__Problem__. Take every line from the listing below that includes "color" and copy it.

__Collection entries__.
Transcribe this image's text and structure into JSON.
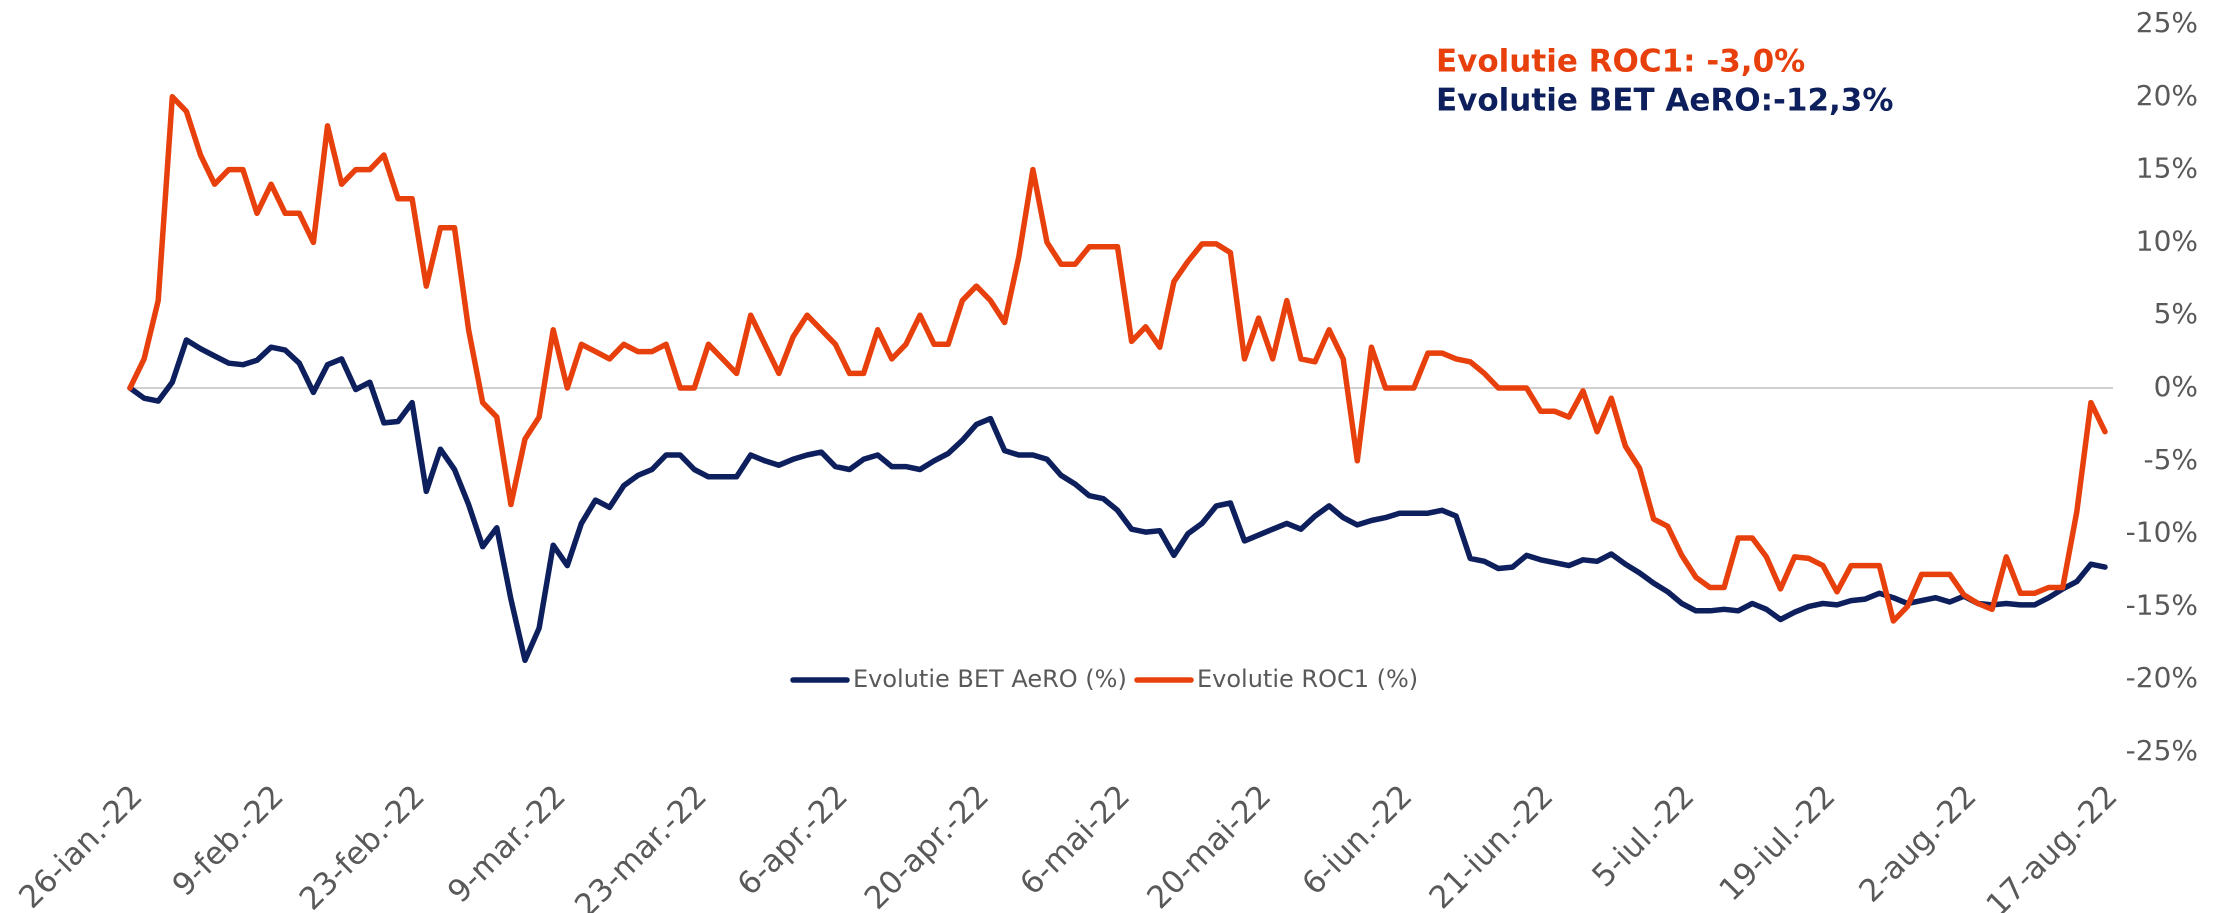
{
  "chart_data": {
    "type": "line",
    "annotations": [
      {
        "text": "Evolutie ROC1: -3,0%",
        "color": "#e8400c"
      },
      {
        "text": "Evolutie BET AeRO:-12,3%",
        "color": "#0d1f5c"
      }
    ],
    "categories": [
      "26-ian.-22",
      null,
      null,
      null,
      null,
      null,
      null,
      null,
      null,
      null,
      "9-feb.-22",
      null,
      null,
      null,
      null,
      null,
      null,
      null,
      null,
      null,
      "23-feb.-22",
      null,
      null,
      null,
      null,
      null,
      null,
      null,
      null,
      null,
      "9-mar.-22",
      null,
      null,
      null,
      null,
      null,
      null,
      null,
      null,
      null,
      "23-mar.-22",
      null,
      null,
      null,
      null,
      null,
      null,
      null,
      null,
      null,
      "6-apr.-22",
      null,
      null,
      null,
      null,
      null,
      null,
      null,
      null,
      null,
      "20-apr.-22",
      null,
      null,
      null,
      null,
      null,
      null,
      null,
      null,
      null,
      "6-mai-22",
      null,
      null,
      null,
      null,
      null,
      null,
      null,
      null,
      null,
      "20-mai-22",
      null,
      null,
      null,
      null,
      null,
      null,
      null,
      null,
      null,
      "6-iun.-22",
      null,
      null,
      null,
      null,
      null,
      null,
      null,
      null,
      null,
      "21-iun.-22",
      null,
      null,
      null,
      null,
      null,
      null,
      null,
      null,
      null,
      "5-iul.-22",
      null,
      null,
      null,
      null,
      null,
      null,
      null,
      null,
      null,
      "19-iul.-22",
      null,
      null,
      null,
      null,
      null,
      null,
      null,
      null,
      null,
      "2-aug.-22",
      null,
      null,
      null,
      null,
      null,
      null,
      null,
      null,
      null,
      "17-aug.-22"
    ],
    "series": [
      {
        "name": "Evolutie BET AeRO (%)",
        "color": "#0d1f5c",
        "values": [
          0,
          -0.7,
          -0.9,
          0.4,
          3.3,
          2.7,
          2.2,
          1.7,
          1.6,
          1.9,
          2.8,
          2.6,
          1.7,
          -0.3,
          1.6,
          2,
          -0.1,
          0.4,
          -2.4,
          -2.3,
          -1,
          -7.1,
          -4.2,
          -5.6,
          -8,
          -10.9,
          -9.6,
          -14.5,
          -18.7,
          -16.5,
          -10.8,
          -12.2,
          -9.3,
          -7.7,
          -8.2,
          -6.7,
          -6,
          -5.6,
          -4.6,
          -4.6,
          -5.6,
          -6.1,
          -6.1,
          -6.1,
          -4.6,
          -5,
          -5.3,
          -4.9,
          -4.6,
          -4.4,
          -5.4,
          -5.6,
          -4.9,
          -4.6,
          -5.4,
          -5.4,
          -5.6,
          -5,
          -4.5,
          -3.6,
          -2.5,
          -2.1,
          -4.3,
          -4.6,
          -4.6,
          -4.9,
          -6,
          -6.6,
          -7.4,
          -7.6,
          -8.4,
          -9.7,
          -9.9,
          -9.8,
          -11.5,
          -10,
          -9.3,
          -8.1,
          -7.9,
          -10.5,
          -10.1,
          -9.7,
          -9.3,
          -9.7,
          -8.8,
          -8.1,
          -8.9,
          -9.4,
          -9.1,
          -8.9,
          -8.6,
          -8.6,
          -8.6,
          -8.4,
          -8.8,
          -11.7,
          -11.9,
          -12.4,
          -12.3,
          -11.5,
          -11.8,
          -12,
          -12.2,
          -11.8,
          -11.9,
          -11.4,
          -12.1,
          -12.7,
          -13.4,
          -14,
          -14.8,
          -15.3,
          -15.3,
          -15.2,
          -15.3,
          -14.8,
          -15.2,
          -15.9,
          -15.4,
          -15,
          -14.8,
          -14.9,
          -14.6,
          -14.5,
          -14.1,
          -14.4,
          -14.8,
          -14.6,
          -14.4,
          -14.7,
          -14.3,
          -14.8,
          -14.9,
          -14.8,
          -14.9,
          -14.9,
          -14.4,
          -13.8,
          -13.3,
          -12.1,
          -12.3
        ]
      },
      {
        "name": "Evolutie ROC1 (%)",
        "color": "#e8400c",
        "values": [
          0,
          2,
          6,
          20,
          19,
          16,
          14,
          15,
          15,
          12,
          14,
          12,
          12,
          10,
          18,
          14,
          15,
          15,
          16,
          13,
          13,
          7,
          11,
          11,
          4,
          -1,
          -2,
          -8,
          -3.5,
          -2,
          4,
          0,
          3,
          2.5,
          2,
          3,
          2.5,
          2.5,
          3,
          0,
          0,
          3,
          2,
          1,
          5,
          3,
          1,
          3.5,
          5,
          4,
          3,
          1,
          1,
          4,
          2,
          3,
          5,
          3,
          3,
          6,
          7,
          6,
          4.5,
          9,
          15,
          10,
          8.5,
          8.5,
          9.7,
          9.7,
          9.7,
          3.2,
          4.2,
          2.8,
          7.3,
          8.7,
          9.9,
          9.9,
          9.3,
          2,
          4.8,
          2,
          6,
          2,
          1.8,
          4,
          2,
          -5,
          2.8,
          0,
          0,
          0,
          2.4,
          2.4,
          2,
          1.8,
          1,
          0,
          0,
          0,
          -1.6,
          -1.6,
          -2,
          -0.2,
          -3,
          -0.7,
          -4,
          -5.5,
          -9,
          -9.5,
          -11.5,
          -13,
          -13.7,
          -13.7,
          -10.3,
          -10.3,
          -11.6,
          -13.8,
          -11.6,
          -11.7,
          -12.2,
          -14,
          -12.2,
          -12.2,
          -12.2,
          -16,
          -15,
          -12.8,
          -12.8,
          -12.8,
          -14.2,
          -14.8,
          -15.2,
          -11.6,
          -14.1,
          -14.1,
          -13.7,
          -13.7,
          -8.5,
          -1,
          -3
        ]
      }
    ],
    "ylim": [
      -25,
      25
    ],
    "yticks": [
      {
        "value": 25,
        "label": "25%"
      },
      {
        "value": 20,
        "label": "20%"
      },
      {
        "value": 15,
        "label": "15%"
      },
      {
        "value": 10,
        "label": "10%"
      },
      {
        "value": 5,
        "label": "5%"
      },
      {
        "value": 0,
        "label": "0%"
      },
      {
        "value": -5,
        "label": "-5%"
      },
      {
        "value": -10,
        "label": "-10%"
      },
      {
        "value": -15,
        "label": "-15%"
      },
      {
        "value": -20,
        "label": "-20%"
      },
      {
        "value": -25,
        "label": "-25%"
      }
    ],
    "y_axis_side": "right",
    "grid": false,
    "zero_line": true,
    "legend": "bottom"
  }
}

__Full solution__.
        "color": "#e8400c"
        "color": "#0d1f5c"
        "color": "#0d1f5c",
        "color": "#e8400c",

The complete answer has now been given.